Write down every entry below once more, exactly.

━━━━━ DATA LINES

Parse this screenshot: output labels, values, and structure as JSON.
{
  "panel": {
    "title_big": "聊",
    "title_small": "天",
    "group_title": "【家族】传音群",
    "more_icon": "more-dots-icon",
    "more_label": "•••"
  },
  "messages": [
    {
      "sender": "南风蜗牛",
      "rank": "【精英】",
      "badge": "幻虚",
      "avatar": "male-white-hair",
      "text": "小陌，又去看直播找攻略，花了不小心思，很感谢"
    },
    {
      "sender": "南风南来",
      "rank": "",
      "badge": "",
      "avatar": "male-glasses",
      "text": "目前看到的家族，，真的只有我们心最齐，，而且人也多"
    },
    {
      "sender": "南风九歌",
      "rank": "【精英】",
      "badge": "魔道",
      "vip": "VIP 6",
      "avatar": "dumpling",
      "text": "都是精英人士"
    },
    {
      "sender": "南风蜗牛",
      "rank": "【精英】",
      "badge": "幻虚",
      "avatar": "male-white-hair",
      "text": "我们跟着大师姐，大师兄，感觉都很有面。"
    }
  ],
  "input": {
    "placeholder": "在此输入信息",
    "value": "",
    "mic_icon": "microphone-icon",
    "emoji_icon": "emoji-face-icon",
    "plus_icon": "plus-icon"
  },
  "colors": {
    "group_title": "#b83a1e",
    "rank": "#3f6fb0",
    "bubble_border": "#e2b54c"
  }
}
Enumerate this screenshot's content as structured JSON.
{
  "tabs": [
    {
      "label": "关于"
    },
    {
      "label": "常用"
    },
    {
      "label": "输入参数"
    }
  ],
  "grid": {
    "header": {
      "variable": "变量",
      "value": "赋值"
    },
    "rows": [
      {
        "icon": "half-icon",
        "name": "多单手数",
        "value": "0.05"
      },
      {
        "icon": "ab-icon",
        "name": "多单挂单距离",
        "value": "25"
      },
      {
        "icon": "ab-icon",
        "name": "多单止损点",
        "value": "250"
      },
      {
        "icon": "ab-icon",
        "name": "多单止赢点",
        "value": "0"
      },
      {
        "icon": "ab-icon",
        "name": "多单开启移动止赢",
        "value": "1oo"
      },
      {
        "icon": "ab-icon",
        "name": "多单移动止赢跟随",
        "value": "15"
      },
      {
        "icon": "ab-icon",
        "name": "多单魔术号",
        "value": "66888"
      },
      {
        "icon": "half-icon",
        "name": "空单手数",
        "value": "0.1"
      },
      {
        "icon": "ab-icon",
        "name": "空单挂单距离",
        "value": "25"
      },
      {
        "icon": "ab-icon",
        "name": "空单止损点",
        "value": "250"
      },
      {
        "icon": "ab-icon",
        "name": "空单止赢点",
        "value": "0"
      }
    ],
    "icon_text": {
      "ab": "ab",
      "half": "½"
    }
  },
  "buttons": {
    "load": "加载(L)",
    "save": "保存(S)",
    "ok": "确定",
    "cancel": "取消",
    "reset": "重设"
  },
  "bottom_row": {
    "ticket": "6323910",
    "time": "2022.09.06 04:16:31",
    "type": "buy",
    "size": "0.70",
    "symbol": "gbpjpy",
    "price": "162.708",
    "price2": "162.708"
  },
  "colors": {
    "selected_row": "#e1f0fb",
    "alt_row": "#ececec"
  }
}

━━━━━━━━━━

## EXERCISE SOLUTION
Parse this screenshot: output labels, values, and structure as JSON.
{
  "panel": {
    "title_big": "聊",
    "title_small": "天",
    "group_title": "【家族】传音群",
    "more_icon": "more-dots-icon",
    "more_label": "•••"
  },
  "messages": [
    {
      "sender": "南风蜗牛",
      "rank": "【精英】",
      "badge": "幻虚",
      "avatar": "male-white-hair",
      "text": "小陌，又去看直播找攻略，花了不小心思，很感谢"
    },
    {
      "sender": "南风南来",
      "rank": "",
      "badge": "",
      "avatar": "male-glasses",
      "text": "目前看到的家族，，真的只有我们心最齐，，而且人也多"
    },
    {
      "sender": "南风九歌",
      "rank": "【精英】",
      "badge": "魔道",
      "vip": "VIP 6",
      "avatar": "dumpling",
      "text": "都是精英人士"
    },
    {
      "sender": "南风蜗牛",
      "rank": "【精英】",
      "badge": "幻虚",
      "avatar": "male-white-hair",
      "text": "我们跟着大师姐，大师兄，感觉都很有面。"
    }
  ],
  "input": {
    "placeholder": "在此输入信息",
    "value": "",
    "mic_icon": "microphone-icon",
    "emoji_icon": "emoji-face-icon",
    "plus_icon": "plus-icon"
  },
  "colors": {
    "group_title": "#b83a1e",
    "rank": "#3f6fb0",
    "bubble_border": "#e2b54c"
  }
}
Enumerate this screenshot's content as structured JSON.
{
  "tabs": [
    {
      "label": "关于"
    },
    {
      "label": "常用"
    },
    {
      "label": "输入参数"
    }
  ],
  "grid": {
    "header": {
      "variable": "变量",
      "value": "赋值"
    },
    "rows": [
      {
        "icon": "half-icon",
        "name": "多单手数",
        "value": "0.05"
      },
      {
        "icon": "ab-icon",
        "name": "多单挂单距离",
        "value": "25"
      },
      {
        "icon": "ab-icon",
        "name": "多单止损点",
        "value": "250"
      },
      {
        "icon": "ab-icon",
        "name": "多单止赢点",
        "value": "0"
      },
      {
        "icon": "ab-icon",
        "name": "多单开启移动止赢",
        "value": "1oo"
      },
      {
        "icon": "ab-icon",
        "name": "多单移动止赢跟随",
        "value": "15"
      },
      {
        "icon": "ab-icon",
        "name": "多单魔术号",
        "value": "66888"
      },
      {
        "icon": "half-icon",
        "name": "空单手数",
        "value": "0.1"
      },
      {
        "icon": "ab-icon",
        "name": "空单挂单距离",
        "value": "25"
      },
      {
        "icon": "ab-icon",
        "name": "空单止损点",
        "value": "250"
      },
      {
        "icon": "ab-icon",
        "name": "空单止赢点",
        "value": "0"
      }
    ],
    "icon_text": {
      "ab": "ab",
      "half": "½"
    }
  },
  "buttons": {
    "load": "加载(L)",
    "save": "保存(S)",
    "ok": "确定",
    "cancel": "取消",
    "reset": "重设"
  },
  "bottom_row": {
    "ticket": "6323910",
    "time": "2022.09.06 04:16:31",
    "type": "buy",
    "size": "0.70",
    "symbol": "gbpjpy",
    "price": "162.708",
    "price2": "162.708"
  },
  "colors": {
    "selected_row": "#e1f0fb",
    "alt_row": "#ececec"
  }
}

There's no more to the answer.